Information shown ->

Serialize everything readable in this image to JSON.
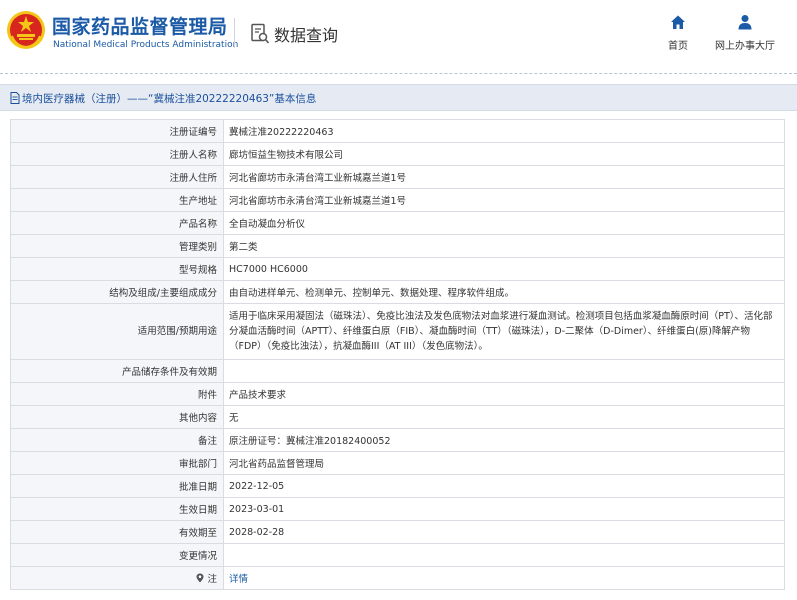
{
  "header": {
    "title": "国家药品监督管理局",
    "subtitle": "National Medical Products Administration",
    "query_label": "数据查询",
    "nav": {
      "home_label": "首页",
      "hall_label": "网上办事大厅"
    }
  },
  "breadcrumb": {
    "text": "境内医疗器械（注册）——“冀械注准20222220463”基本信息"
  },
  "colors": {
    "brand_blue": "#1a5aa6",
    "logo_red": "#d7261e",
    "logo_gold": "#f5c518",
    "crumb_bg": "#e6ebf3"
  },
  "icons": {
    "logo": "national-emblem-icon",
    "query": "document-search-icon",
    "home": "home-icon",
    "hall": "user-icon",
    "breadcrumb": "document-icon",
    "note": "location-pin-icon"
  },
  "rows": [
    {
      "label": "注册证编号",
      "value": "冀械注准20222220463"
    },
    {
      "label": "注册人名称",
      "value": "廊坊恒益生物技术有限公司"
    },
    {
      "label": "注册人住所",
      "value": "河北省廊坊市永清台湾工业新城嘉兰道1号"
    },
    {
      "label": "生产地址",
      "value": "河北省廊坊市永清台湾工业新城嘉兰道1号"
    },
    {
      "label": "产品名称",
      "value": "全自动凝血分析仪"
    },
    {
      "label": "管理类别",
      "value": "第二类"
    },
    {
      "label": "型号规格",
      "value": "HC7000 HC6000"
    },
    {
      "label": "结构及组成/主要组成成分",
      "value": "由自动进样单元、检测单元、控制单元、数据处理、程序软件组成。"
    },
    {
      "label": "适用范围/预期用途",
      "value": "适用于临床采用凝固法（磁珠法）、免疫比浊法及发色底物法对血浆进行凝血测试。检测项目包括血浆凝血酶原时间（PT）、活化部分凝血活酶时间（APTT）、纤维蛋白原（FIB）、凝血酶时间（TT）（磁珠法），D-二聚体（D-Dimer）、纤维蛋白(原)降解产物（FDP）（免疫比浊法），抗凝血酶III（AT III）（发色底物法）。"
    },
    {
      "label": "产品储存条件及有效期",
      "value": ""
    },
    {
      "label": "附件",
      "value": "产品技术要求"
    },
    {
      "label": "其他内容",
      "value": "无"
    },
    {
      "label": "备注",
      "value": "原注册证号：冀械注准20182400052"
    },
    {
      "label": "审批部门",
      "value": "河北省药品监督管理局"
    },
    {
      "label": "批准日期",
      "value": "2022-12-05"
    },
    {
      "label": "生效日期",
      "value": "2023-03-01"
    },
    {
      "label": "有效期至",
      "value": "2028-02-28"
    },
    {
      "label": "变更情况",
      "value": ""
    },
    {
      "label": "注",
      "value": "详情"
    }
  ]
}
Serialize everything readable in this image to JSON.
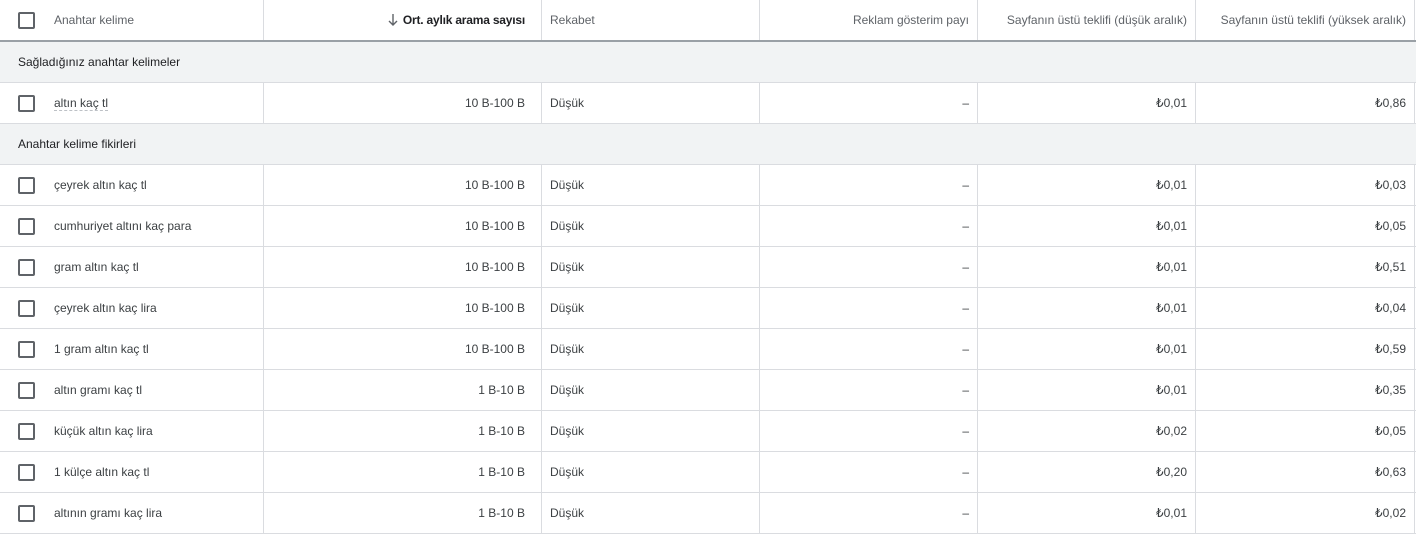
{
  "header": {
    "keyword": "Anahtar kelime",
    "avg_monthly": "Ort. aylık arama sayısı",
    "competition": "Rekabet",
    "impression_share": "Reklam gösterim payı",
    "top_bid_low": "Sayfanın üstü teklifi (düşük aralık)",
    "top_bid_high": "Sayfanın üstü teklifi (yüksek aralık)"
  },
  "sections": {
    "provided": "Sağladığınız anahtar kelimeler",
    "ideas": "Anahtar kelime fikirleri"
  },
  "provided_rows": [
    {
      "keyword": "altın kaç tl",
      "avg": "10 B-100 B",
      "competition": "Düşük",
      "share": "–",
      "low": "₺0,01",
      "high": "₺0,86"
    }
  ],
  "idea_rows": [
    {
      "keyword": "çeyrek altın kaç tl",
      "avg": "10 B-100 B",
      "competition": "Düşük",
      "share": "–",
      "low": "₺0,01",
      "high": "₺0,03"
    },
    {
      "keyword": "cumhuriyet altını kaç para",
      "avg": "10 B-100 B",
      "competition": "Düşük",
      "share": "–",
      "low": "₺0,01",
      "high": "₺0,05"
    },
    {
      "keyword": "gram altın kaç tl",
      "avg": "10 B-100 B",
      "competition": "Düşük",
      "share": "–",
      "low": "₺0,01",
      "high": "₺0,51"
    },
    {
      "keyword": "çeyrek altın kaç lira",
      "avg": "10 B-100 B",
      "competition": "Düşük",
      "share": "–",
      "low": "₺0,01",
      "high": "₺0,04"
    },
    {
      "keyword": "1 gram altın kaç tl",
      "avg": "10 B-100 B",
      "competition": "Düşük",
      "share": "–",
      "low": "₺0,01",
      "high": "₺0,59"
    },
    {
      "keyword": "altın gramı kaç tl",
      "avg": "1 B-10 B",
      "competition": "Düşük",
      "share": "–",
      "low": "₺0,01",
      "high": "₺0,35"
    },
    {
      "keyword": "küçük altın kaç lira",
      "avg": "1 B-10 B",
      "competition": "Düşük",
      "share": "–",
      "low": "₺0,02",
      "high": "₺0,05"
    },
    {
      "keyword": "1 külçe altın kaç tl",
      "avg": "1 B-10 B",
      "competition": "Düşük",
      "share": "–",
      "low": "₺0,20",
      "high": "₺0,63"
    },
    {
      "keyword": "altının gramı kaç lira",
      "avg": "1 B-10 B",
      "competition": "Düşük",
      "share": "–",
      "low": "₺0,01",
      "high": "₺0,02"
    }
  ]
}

Goal of the exercise -> Leave out the pictures and give the rest of the records again exactly.

Task answer ->
Serialize everything readable in this image to JSON.
{
  "header": {
    "title": "国家药品监督管理局",
    "subtitle": "National Medical Products Administration",
    "query_label": "数据查询",
    "nav": {
      "home_label": "首页",
      "hall_label": "网上办事大厅"
    }
  },
  "breadcrumb": {
    "text": "境内医疗器械（注册）——“冀械注准20222220463”基本信息"
  },
  "colors": {
    "brand_blue": "#1a5aa6",
    "logo_red": "#d7261e",
    "logo_gold": "#f5c518",
    "crumb_bg": "#e6ebf3"
  },
  "icons": {
    "logo": "national-emblem-icon",
    "query": "document-search-icon",
    "home": "home-icon",
    "hall": "user-icon",
    "breadcrumb": "document-icon",
    "note": "location-pin-icon"
  },
  "rows": [
    {
      "label": "注册证编号",
      "value": "冀械注准20222220463"
    },
    {
      "label": "注册人名称",
      "value": "廊坊恒益生物技术有限公司"
    },
    {
      "label": "注册人住所",
      "value": "河北省廊坊市永清台湾工业新城嘉兰道1号"
    },
    {
      "label": "生产地址",
      "value": "河北省廊坊市永清台湾工业新城嘉兰道1号"
    },
    {
      "label": "产品名称",
      "value": "全自动凝血分析仪"
    },
    {
      "label": "管理类别",
      "value": "第二类"
    },
    {
      "label": "型号规格",
      "value": "HC7000 HC6000"
    },
    {
      "label": "结构及组成/主要组成成分",
      "value": "由自动进样单元、检测单元、控制单元、数据处理、程序软件组成。"
    },
    {
      "label": "适用范围/预期用途",
      "value": "适用于临床采用凝固法（磁珠法）、免疫比浊法及发色底物法对血浆进行凝血测试。检测项目包括血浆凝血酶原时间（PT）、活化部分凝血活酶时间（APTT）、纤维蛋白原（FIB）、凝血酶时间（TT）（磁珠法），D-二聚体（D-Dimer）、纤维蛋白(原)降解产物（FDP）（免疫比浊法），抗凝血酶III（AT III）（发色底物法）。"
    },
    {
      "label": "产品储存条件及有效期",
      "value": ""
    },
    {
      "label": "附件",
      "value": "产品技术要求"
    },
    {
      "label": "其他内容",
      "value": "无"
    },
    {
      "label": "备注",
      "value": "原注册证号：冀械注准20182400052"
    },
    {
      "label": "审批部门",
      "value": "河北省药品监督管理局"
    },
    {
      "label": "批准日期",
      "value": "2022-12-05"
    },
    {
      "label": "生效日期",
      "value": "2023-03-01"
    },
    {
      "label": "有效期至",
      "value": "2028-02-28"
    },
    {
      "label": "变更情况",
      "value": ""
    },
    {
      "label": "注",
      "value": "详情"
    }
  ]
}
Serialize everything readable in this image to JSON.
{
  "header": {
    "keyword": "Anahtar kelime",
    "avg_monthly": "Ort. aylık arama sayısı",
    "competition": "Rekabet",
    "impression_share": "Reklam gösterim payı",
    "top_bid_low": "Sayfanın üstü teklifi (düşük aralık)",
    "top_bid_high": "Sayfanın üstü teklifi (yüksek aralık)"
  },
  "sections": {
    "provided": "Sağladığınız anahtar kelimeler",
    "ideas": "Anahtar kelime fikirleri"
  },
  "provided_rows": [
    {
      "keyword": "altın kaç tl",
      "avg": "10 B-100 B",
      "competition": "Düşük",
      "share": "–",
      "low": "₺0,01",
      "high": "₺0,86"
    }
  ],
  "idea_rows": [
    {
      "keyword": "çeyrek altın kaç tl",
      "avg": "10 B-100 B",
      "competition": "Düşük",
      "share": "–",
      "low": "₺0,01",
      "high": "₺0,03"
    },
    {
      "keyword": "cumhuriyet altını kaç para",
      "avg": "10 B-100 B",
      "competition": "Düşük",
      "share": "–",
      "low": "₺0,01",
      "high": "₺0,05"
    },
    {
      "keyword": "gram altın kaç tl",
      "avg": "10 B-100 B",
      "competition": "Düşük",
      "share": "–",
      "low": "₺0,01",
      "high": "₺0,51"
    },
    {
      "keyword": "çeyrek altın kaç lira",
      "avg": "10 B-100 B",
      "competition": "Düşük",
      "share": "–",
      "low": "₺0,01",
      "high": "₺0,04"
    },
    {
      "keyword": "1 gram altın kaç tl",
      "avg": "10 B-100 B",
      "competition": "Düşük",
      "share": "–",
      "low": "₺0,01",
      "high": "₺0,59"
    },
    {
      "keyword": "altın gramı kaç tl",
      "avg": "1 B-10 B",
      "competition": "Düşük",
      "share": "–",
      "low": "₺0,01",
      "high": "₺0,35"
    },
    {
      "keyword": "küçük altın kaç lira",
      "avg": "1 B-10 B",
      "competition": "Düşük",
      "share": "–",
      "low": "₺0,02",
      "high": "₺0,05"
    },
    {
      "keyword": "1 külçe altın kaç tl",
      "avg": "1 B-10 B",
      "competition": "Düşük",
      "share": "–",
      "low": "₺0,20",
      "high": "₺0,63"
    },
    {
      "keyword": "altının gramı kaç lira",
      "avg": "1 B-10 B",
      "competition": "Düşük",
      "share": "–",
      "low": "₺0,01",
      "high": "₺0,02"
    }
  ]
}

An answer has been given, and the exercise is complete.